Given exercise => Please rewrite the rows below with every "interactable" changed to "clickable" and nothing else altered, and leave the pictures out.

begin Information shown

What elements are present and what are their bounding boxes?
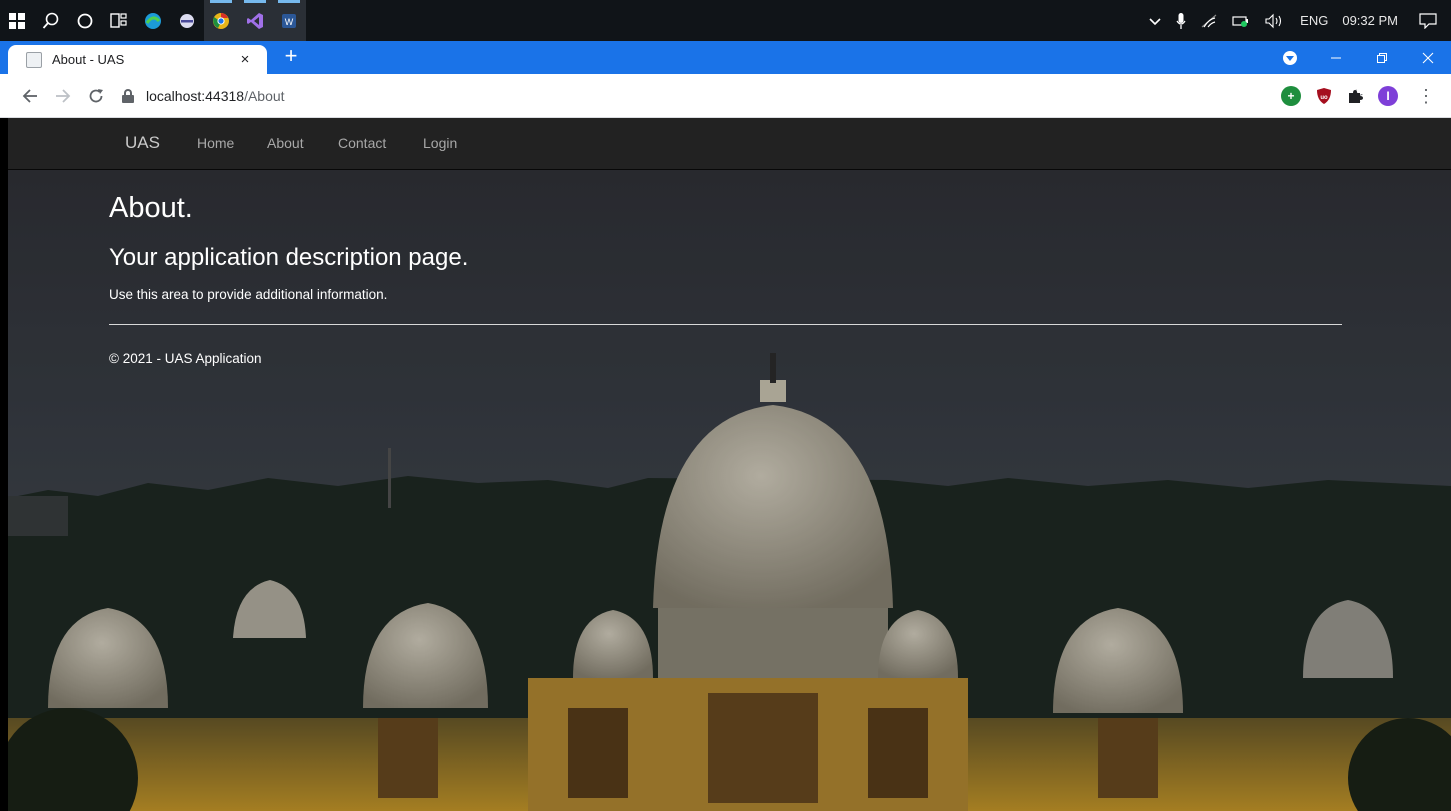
reload-icon[interactable]: [84, 84, 108, 108]
background-palace-photo: [8, 118, 1451, 811]
nav-link-login[interactable]: Login: [423, 135, 457, 151]
nav-link-contact[interactable]: Contact: [338, 135, 386, 151]
ublock-shield-icon[interactable]: uo: [1314, 86, 1334, 106]
url-host: localhost:44318: [146, 88, 245, 104]
puzzle-extensions-icon[interactable]: [1345, 86, 1365, 106]
back-icon[interactable]: [18, 84, 42, 108]
tab-close-icon[interactable]: ×: [235, 50, 255, 70]
volume-icon[interactable]: [1257, 0, 1293, 41]
chevron-up-icon[interactable]: [1141, 0, 1169, 41]
page-favicon-icon: [26, 51, 42, 68]
chrome-icon[interactable]: [204, 0, 238, 41]
forward-icon[interactable]: [51, 84, 75, 108]
browser-tab[interactable]: About - UAS ×: [8, 45, 267, 74]
clock[interactable]: 09:32 PM: [1335, 0, 1405, 41]
edge-icon[interactable]: [136, 0, 170, 41]
minimize-icon[interactable]: [1313, 41, 1359, 74]
page-title: About.: [109, 192, 193, 224]
profile-avatar-icon[interactable]: I: [1378, 86, 1398, 106]
chrome-menu-icon[interactable]: ⋮: [1416, 84, 1436, 108]
url-path: /About: [244, 88, 285, 104]
search-icon[interactable]: [34, 0, 68, 41]
word-icon[interactable]: W: [272, 0, 306, 41]
language-indicator[interactable]: ENG: [1293, 0, 1335, 41]
svg-text:uo: uo: [1320, 95, 1328, 101]
close-window-icon[interactable]: [1405, 41, 1451, 74]
site-navbar: UAS Home About Contact Login: [8, 118, 1451, 170]
microphone-icon[interactable]: [1169, 0, 1193, 41]
cortana-icon[interactable]: [68, 0, 102, 41]
page-paragraph: Use this area to provide additional info…: [109, 287, 388, 302]
new-tab-button[interactable]: +: [279, 45, 303, 69]
lock-icon[interactable]: [120, 88, 136, 104]
nav-link-about[interactable]: About: [267, 135, 304, 151]
visual-studio-icon[interactable]: [238, 0, 272, 41]
browser-tab-strip: About - UAS × +: [0, 41, 1451, 74]
notification-icon[interactable]: [1405, 0, 1451, 41]
app-icon[interactable]: [170, 0, 204, 41]
windows-start-icon[interactable]: [0, 0, 34, 41]
site-brand[interactable]: UAS: [125, 133, 160, 153]
nav-link-home[interactable]: Home: [197, 135, 234, 151]
tab-search-icon[interactable]: [1267, 41, 1313, 74]
footer-divider: [109, 324, 1342, 325]
restore-icon[interactable]: [1359, 41, 1405, 74]
address-bar[interactable]: localhost:44318/About ☆: [114, 81, 1364, 111]
task-view-icon[interactable]: [102, 0, 136, 41]
battery-icon[interactable]: [1225, 0, 1257, 41]
green-plus-extension-icon[interactable]: +: [1281, 86, 1301, 106]
page-viewport: UAS Home About Contact Login About. Your…: [8, 118, 1451, 811]
wifi-icon[interactable]: [1193, 0, 1225, 41]
url-text[interactable]: localhost:44318/About: [146, 88, 285, 104]
browser-toolbar: localhost:44318/About ☆ + uo I ⋮: [0, 74, 1451, 118]
page-subtitle: Your application description page.: [109, 244, 469, 271]
tab-title: About - UAS: [52, 52, 125, 67]
page-footer: © 2021 - UAS Application: [109, 351, 262, 366]
svg-text:W: W: [285, 17, 294, 27]
windows-taskbar: W ENG 09:32 PM: [0, 0, 1451, 41]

end Information shown

Task answer =>
What elements are present and what are their bounding boxes?
reload-icon[clickable]: [84, 84, 108, 108]
background-palace-photo: [8, 118, 1451, 811]
nav-link-login[clickable]: Login: [423, 135, 457, 151]
nav-link-contact[clickable]: Contact: [338, 135, 386, 151]
ublock-shield-icon[clickable]: uo: [1314, 86, 1334, 106]
url-host: localhost:44318: [146, 88, 245, 104]
puzzle-extensions-icon[clickable]: [1345, 86, 1365, 106]
back-icon[clickable]: [18, 84, 42, 108]
tab-close-icon[clickable]: ×: [235, 50, 255, 70]
volume-icon[clickable]: [1257, 0, 1293, 41]
chevron-up-icon[clickable]: [1141, 0, 1169, 41]
page-favicon-icon: [26, 51, 42, 68]
chrome-icon[clickable]: [204, 0, 238, 41]
forward-icon[clickable]: [51, 84, 75, 108]
browser-tab[clickable]: About - UAS ×: [8, 45, 267, 74]
clock[clickable]: 09:32 PM: [1335, 0, 1405, 41]
edge-icon[clickable]: [136, 0, 170, 41]
minimize-icon[clickable]: [1313, 41, 1359, 74]
page-title: About.: [109, 192, 193, 224]
profile-avatar-icon[clickable]: I: [1378, 86, 1398, 106]
chrome-menu-icon[clickable]: ⋮: [1416, 84, 1436, 108]
url-path: /About: [244, 88, 285, 104]
search-icon[clickable]: [34, 0, 68, 41]
word-icon[clickable]: W: [272, 0, 306, 41]
language-indicator[clickable]: ENG: [1293, 0, 1335, 41]
svg-text:uo: uo: [1320, 95, 1328, 101]
close-window-icon[clickable]: [1405, 41, 1451, 74]
site-navbar: UAS Home About Contact Login: [8, 118, 1451, 170]
microphone-icon[clickable]: [1169, 0, 1193, 41]
cortana-icon[clickable]: [68, 0, 102, 41]
page-paragraph: Use this area to provide additional info…: [109, 287, 388, 302]
new-tab-button[clickable]: +: [279, 45, 303, 69]
lock-icon[clickable]: [120, 88, 136, 104]
nav-link-about[clickable]: About: [267, 135, 304, 151]
visual-studio-icon[clickable]: [238, 0, 272, 41]
browser-tab-strip: About - UAS × +: [0, 41, 1451, 74]
notification-icon[clickable]: [1405, 0, 1451, 41]
app-icon[clickable]: [170, 0, 204, 41]
windows-start-icon[clickable]: [0, 0, 34, 41]
site-brand[clickable]: UAS: [125, 133, 160, 153]
nav-link-home[clickable]: Home: [197, 135, 234, 151]
tab-search-icon[clickable]: [1267, 41, 1313, 74]
footer-divider: [109, 324, 1342, 325]
restore-icon[clickable]: [1359, 41, 1405, 74]
address-bar[clickable]: localhost:44318/About ☆: [114, 81, 1364, 111]
task-view-icon[clickable]: [102, 0, 136, 41]
battery-icon[clickable]: [1225, 0, 1257, 41]
green-plus-extension-icon[clickable]: +: [1281, 86, 1301, 106]
page-viewport: UAS Home About Contact Login About. Your…: [8, 118, 1451, 811]
wifi-icon[clickable]: [1193, 0, 1225, 41]
url-text[clickable]: localhost:44318/About: [146, 88, 285, 104]
browser-toolbar: localhost:44318/About ☆ + uo I ⋮: [0, 74, 1451, 118]
page-subtitle: Your application description page.: [109, 244, 469, 271]
tab-title: About - UAS: [52, 52, 125, 67]
page-footer: © 2021 - UAS Application: [109, 351, 262, 366]
svg-text:W: W: [285, 17, 294, 27]
windows-taskbar: W ENG 09:32 PM: [0, 0, 1451, 41]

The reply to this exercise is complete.